BEGIN Source records

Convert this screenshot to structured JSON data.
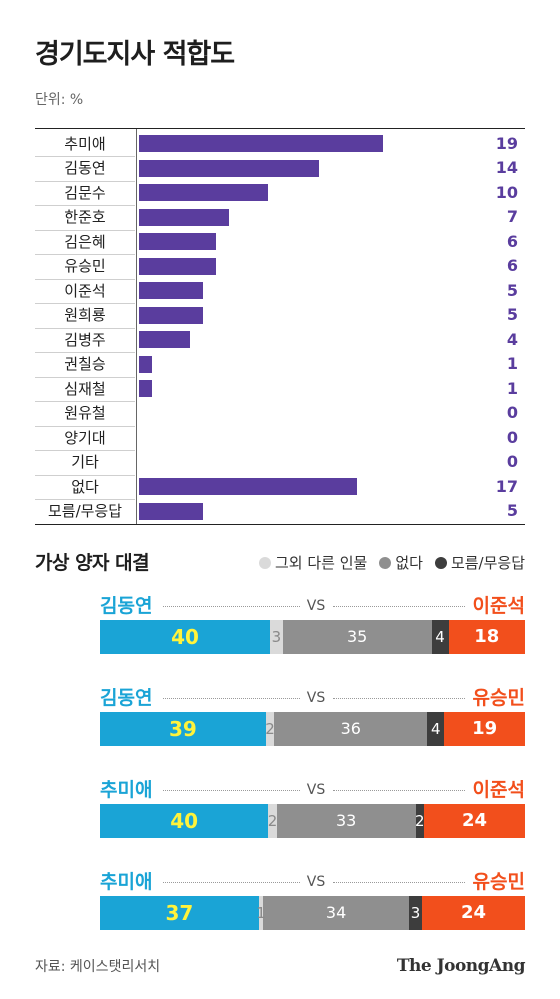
{
  "colors": {
    "bar": "#5a3d9e",
    "left": "#1aa4d6",
    "other": "#dadada",
    "none": "#8f8f8f",
    "dont_know": "#3d3d3d",
    "right": "#f24f1c",
    "left_value": "#fff33b"
  },
  "chart_data": [
    {
      "type": "bar",
      "orientation": "horizontal",
      "title": "경기도지사 적합도",
      "unit": "단위: %",
      "categories": [
        "추미애",
        "김동연",
        "김문수",
        "한준호",
        "김은혜",
        "유승민",
        "이준석",
        "원희룡",
        "김병주",
        "권칠승",
        "심재철",
        "원유철",
        "양기대",
        "기타",
        "없다",
        "모름/무응답"
      ],
      "values": [
        19,
        14,
        10,
        7,
        6,
        6,
        5,
        5,
        4,
        1,
        1,
        0,
        0,
        0,
        17,
        5
      ]
    },
    {
      "type": "bar",
      "orientation": "horizontal",
      "stacked": true,
      "title": "가상 양자 대결",
      "legend": [
        {
          "label": "그외 다른 인물",
          "color": "#dadada"
        },
        {
          "label": "없다",
          "color": "#8f8f8f"
        },
        {
          "label": "모름/무응답",
          "color": "#3d3d3d"
        }
      ],
      "vs_label": "VS",
      "matchups": [
        {
          "left_name": "김동연",
          "right_name": "이준석",
          "values": {
            "left": 40,
            "other": 3,
            "none": 35,
            "dont_know": 4,
            "right": 18
          }
        },
        {
          "left_name": "김동연",
          "right_name": "유승민",
          "values": {
            "left": 39,
            "other": 2,
            "none": 36,
            "dont_know": 4,
            "right": 19
          }
        },
        {
          "left_name": "추미애",
          "right_name": "이준석",
          "values": {
            "left": 40,
            "other": 2,
            "none": 33,
            "dont_know": 2,
            "right": 24
          }
        },
        {
          "left_name": "추미애",
          "right_name": "유승민",
          "values": {
            "left": 37,
            "other": 1,
            "none": 34,
            "dont_know": 3,
            "right": 24
          }
        }
      ]
    }
  ],
  "source": "자료: 케이스탯리서치",
  "logo": "The JoongAng"
}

END Source records

Transcribe every entry word for word, but skip the pictures.

Convert this screenshot to structured JSON data.
{
  "colors": {
    "bar": "#5a3d9e",
    "left": "#1aa4d6",
    "other": "#dadada",
    "none": "#8f8f8f",
    "dont_know": "#3d3d3d",
    "right": "#f24f1c",
    "left_value": "#fff33b"
  },
  "chart_data": [
    {
      "type": "bar",
      "orientation": "horizontal",
      "title": "경기도지사 적합도",
      "unit": "단위: %",
      "categories": [
        "추미애",
        "김동연",
        "김문수",
        "한준호",
        "김은혜",
        "유승민",
        "이준석",
        "원희룡",
        "김병주",
        "권칠승",
        "심재철",
        "원유철",
        "양기대",
        "기타",
        "없다",
        "모름/무응답"
      ],
      "values": [
        19,
        14,
        10,
        7,
        6,
        6,
        5,
        5,
        4,
        1,
        1,
        0,
        0,
        0,
        17,
        5
      ]
    },
    {
      "type": "bar",
      "orientation": "horizontal",
      "stacked": true,
      "title": "가상 양자 대결",
      "legend": [
        {
          "label": "그외 다른 인물",
          "color": "#dadada"
        },
        {
          "label": "없다",
          "color": "#8f8f8f"
        },
        {
          "label": "모름/무응답",
          "color": "#3d3d3d"
        }
      ],
      "vs_label": "VS",
      "matchups": [
        {
          "left_name": "김동연",
          "right_name": "이준석",
          "values": {
            "left": 40,
            "other": 3,
            "none": 35,
            "dont_know": 4,
            "right": 18
          }
        },
        {
          "left_name": "김동연",
          "right_name": "유승민",
          "values": {
            "left": 39,
            "other": 2,
            "none": 36,
            "dont_know": 4,
            "right": 19
          }
        },
        {
          "left_name": "추미애",
          "right_name": "이준석",
          "values": {
            "left": 40,
            "other": 2,
            "none": 33,
            "dont_know": 2,
            "right": 24
          }
        },
        {
          "left_name": "추미애",
          "right_name": "유승민",
          "values": {
            "left": 37,
            "other": 1,
            "none": 34,
            "dont_know": 3,
            "right": 24
          }
        }
      ]
    }
  ],
  "source": "자료: 케이스탯리서치",
  "logo": "The JoongAng"
}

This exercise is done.